# REQUIREMENT
Return all of the entries exactly, with nothing added or left out.

## Begin DATA SHOWN

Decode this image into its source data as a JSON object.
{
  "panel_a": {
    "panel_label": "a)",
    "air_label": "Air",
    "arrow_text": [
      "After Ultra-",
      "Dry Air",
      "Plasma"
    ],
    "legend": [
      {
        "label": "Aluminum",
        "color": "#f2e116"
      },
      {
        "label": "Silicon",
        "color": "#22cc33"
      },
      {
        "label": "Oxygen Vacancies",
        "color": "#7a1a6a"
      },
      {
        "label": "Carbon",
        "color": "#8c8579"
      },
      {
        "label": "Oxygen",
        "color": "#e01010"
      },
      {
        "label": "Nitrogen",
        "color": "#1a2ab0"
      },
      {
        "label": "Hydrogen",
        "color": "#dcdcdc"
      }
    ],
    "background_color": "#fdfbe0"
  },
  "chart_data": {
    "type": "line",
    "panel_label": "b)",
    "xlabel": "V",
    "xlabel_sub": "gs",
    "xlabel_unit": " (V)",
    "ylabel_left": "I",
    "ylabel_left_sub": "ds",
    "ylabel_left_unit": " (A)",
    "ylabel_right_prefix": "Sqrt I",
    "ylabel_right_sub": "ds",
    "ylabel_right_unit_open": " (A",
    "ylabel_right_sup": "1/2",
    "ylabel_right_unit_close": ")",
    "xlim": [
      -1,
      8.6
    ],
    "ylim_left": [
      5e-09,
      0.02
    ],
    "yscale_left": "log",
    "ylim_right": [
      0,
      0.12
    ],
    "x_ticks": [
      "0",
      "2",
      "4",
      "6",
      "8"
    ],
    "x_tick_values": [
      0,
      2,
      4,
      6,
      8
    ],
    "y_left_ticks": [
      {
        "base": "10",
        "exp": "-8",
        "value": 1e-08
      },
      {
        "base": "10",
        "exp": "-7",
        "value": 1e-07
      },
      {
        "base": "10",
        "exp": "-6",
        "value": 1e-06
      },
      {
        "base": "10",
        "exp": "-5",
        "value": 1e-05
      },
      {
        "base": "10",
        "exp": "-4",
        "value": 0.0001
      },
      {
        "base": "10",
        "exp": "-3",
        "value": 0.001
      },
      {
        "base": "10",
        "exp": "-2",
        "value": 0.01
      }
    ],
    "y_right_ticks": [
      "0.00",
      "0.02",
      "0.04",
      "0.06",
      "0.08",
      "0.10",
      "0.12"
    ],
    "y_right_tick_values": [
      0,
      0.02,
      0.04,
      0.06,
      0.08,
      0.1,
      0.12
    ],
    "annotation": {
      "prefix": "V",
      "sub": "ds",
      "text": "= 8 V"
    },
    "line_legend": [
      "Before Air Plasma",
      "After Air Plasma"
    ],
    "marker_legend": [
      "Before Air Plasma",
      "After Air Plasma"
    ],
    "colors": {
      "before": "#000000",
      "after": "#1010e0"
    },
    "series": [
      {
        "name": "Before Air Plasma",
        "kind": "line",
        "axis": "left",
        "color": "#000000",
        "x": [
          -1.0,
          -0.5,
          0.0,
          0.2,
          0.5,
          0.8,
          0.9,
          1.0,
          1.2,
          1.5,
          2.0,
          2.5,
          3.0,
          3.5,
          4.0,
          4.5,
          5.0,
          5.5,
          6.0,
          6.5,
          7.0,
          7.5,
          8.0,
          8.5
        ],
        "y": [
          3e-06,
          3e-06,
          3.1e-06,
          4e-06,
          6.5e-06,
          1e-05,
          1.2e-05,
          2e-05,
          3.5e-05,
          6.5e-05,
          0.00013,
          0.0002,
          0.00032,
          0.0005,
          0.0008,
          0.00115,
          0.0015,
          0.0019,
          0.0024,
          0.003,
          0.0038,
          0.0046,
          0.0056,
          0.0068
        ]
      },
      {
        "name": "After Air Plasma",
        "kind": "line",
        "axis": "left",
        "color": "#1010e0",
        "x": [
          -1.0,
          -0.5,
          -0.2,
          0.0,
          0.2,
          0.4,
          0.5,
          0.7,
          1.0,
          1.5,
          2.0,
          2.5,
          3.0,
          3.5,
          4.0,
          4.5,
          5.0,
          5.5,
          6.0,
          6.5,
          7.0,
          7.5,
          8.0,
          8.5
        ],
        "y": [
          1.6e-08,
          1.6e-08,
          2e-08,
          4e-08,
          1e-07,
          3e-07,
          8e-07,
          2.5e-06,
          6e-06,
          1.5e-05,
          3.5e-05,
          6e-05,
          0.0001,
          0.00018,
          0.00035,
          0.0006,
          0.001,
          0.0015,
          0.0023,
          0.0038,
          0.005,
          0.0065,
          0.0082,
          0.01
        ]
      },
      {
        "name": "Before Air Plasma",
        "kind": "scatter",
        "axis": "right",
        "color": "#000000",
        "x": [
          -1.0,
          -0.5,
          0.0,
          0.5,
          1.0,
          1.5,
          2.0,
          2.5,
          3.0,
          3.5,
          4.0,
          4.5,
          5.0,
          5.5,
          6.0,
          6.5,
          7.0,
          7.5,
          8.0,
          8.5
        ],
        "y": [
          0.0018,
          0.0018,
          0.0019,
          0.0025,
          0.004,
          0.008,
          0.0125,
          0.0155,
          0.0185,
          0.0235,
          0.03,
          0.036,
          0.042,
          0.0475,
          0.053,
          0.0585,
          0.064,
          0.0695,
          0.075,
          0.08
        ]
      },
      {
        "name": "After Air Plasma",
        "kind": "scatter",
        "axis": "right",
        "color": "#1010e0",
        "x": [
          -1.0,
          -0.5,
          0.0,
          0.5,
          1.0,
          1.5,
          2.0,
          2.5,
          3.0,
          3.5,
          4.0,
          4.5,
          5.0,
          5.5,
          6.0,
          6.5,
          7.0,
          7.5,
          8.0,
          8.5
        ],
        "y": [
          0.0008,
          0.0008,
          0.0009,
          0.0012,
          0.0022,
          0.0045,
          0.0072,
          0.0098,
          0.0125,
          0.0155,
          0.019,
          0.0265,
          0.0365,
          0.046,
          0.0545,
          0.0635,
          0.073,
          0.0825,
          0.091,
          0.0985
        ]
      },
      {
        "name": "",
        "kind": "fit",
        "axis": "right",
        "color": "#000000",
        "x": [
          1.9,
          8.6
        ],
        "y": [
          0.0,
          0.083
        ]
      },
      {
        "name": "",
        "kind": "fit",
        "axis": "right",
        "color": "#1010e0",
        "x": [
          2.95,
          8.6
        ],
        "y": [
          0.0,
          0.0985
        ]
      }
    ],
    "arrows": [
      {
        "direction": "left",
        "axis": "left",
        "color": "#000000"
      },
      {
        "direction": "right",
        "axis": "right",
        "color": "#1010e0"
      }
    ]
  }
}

## End DATA SHOWN

# WRITTEN ANSWER
Decode this image into its source data as a JSON object.
{
  "panel_a": {
    "panel_label": "a)",
    "air_label": "Air",
    "arrow_text": [
      "After Ultra-",
      "Dry Air",
      "Plasma"
    ],
    "legend": [
      {
        "label": "Aluminum",
        "color": "#f2e116"
      },
      {
        "label": "Silicon",
        "color": "#22cc33"
      },
      {
        "label": "Oxygen Vacancies",
        "color": "#7a1a6a"
      },
      {
        "label": "Carbon",
        "color": "#8c8579"
      },
      {
        "label": "Oxygen",
        "color": "#e01010"
      },
      {
        "label": "Nitrogen",
        "color": "#1a2ab0"
      },
      {
        "label": "Hydrogen",
        "color": "#dcdcdc"
      }
    ],
    "background_color": "#fdfbe0"
  },
  "chart_data": {
    "type": "line",
    "panel_label": "b)",
    "xlabel": "V",
    "xlabel_sub": "gs",
    "xlabel_unit": " (V)",
    "ylabel_left": "I",
    "ylabel_left_sub": "ds",
    "ylabel_left_unit": " (A)",
    "ylabel_right_prefix": "Sqrt I",
    "ylabel_right_sub": "ds",
    "ylabel_right_unit_open": " (A",
    "ylabel_right_sup": "1/2",
    "ylabel_right_unit_close": ")",
    "xlim": [
      -1,
      8.6
    ],
    "ylim_left": [
      5e-09,
      0.02
    ],
    "yscale_left": "log",
    "ylim_right": [
      0,
      0.12
    ],
    "x_ticks": [
      "0",
      "2",
      "4",
      "6",
      "8"
    ],
    "x_tick_values": [
      0,
      2,
      4,
      6,
      8
    ],
    "y_left_ticks": [
      {
        "base": "10",
        "exp": "-8",
        "value": 1e-08
      },
      {
        "base": "10",
        "exp": "-7",
        "value": 1e-07
      },
      {
        "base": "10",
        "exp": "-6",
        "value": 1e-06
      },
      {
        "base": "10",
        "exp": "-5",
        "value": 1e-05
      },
      {
        "base": "10",
        "exp": "-4",
        "value": 0.0001
      },
      {
        "base": "10",
        "exp": "-3",
        "value": 0.001
      },
      {
        "base": "10",
        "exp": "-2",
        "value": 0.01
      }
    ],
    "y_right_ticks": [
      "0.00",
      "0.02",
      "0.04",
      "0.06",
      "0.08",
      "0.10",
      "0.12"
    ],
    "y_right_tick_values": [
      0,
      0.02,
      0.04,
      0.06,
      0.08,
      0.1,
      0.12
    ],
    "annotation": {
      "prefix": "V",
      "sub": "ds",
      "text": "= 8 V"
    },
    "line_legend": [
      "Before Air Plasma",
      "After Air Plasma"
    ],
    "marker_legend": [
      "Before Air Plasma",
      "After Air Plasma"
    ],
    "colors": {
      "before": "#000000",
      "after": "#1010e0"
    },
    "series": [
      {
        "name": "Before Air Plasma",
        "kind": "line",
        "axis": "left",
        "color": "#000000",
        "x": [
          -1.0,
          -0.5,
          0.0,
          0.2,
          0.5,
          0.8,
          0.9,
          1.0,
          1.2,
          1.5,
          2.0,
          2.5,
          3.0,
          3.5,
          4.0,
          4.5,
          5.0,
          5.5,
          6.0,
          6.5,
          7.0,
          7.5,
          8.0,
          8.5
        ],
        "y": [
          3e-06,
          3e-06,
          3.1e-06,
          4e-06,
          6.5e-06,
          1e-05,
          1.2e-05,
          2e-05,
          3.5e-05,
          6.5e-05,
          0.00013,
          0.0002,
          0.00032,
          0.0005,
          0.0008,
          0.00115,
          0.0015,
          0.0019,
          0.0024,
          0.003,
          0.0038,
          0.0046,
          0.0056,
          0.0068
        ]
      },
      {
        "name": "After Air Plasma",
        "kind": "line",
        "axis": "left",
        "color": "#1010e0",
        "x": [
          -1.0,
          -0.5,
          -0.2,
          0.0,
          0.2,
          0.4,
          0.5,
          0.7,
          1.0,
          1.5,
          2.0,
          2.5,
          3.0,
          3.5,
          4.0,
          4.5,
          5.0,
          5.5,
          6.0,
          6.5,
          7.0,
          7.5,
          8.0,
          8.5
        ],
        "y": [
          1.6e-08,
          1.6e-08,
          2e-08,
          4e-08,
          1e-07,
          3e-07,
          8e-07,
          2.5e-06,
          6e-06,
          1.5e-05,
          3.5e-05,
          6e-05,
          0.0001,
          0.00018,
          0.00035,
          0.0006,
          0.001,
          0.0015,
          0.0023,
          0.0038,
          0.005,
          0.0065,
          0.0082,
          0.01
        ]
      },
      {
        "name": "Before Air Plasma",
        "kind": "scatter",
        "axis": "right",
        "color": "#000000",
        "x": [
          -1.0,
          -0.5,
          0.0,
          0.5,
          1.0,
          1.5,
          2.0,
          2.5,
          3.0,
          3.5,
          4.0,
          4.5,
          5.0,
          5.5,
          6.0,
          6.5,
          7.0,
          7.5,
          8.0,
          8.5
        ],
        "y": [
          0.0018,
          0.0018,
          0.0019,
          0.0025,
          0.004,
          0.008,
          0.0125,
          0.0155,
          0.0185,
          0.0235,
          0.03,
          0.036,
          0.042,
          0.0475,
          0.053,
          0.0585,
          0.064,
          0.0695,
          0.075,
          0.08
        ]
      },
      {
        "name": "After Air Plasma",
        "kind": "scatter",
        "axis": "right",
        "color": "#1010e0",
        "x": [
          -1.0,
          -0.5,
          0.0,
          0.5,
          1.0,
          1.5,
          2.0,
          2.5,
          3.0,
          3.5,
          4.0,
          4.5,
          5.0,
          5.5,
          6.0,
          6.5,
          7.0,
          7.5,
          8.0,
          8.5
        ],
        "y": [
          0.0008,
          0.0008,
          0.0009,
          0.0012,
          0.0022,
          0.0045,
          0.0072,
          0.0098,
          0.0125,
          0.0155,
          0.019,
          0.0265,
          0.0365,
          0.046,
          0.0545,
          0.0635,
          0.073,
          0.0825,
          0.091,
          0.0985
        ]
      },
      {
        "name": "",
        "kind": "fit",
        "axis": "right",
        "color": "#000000",
        "x": [
          1.9,
          8.6
        ],
        "y": [
          0.0,
          0.083
        ]
      },
      {
        "name": "",
        "kind": "fit",
        "axis": "right",
        "color": "#1010e0",
        "x": [
          2.95,
          8.6
        ],
        "y": [
          0.0,
          0.0985
        ]
      }
    ],
    "arrows": [
      {
        "direction": "left",
        "axis": "left",
        "color": "#000000"
      },
      {
        "direction": "right",
        "axis": "right",
        "color": "#1010e0"
      }
    ]
  }
}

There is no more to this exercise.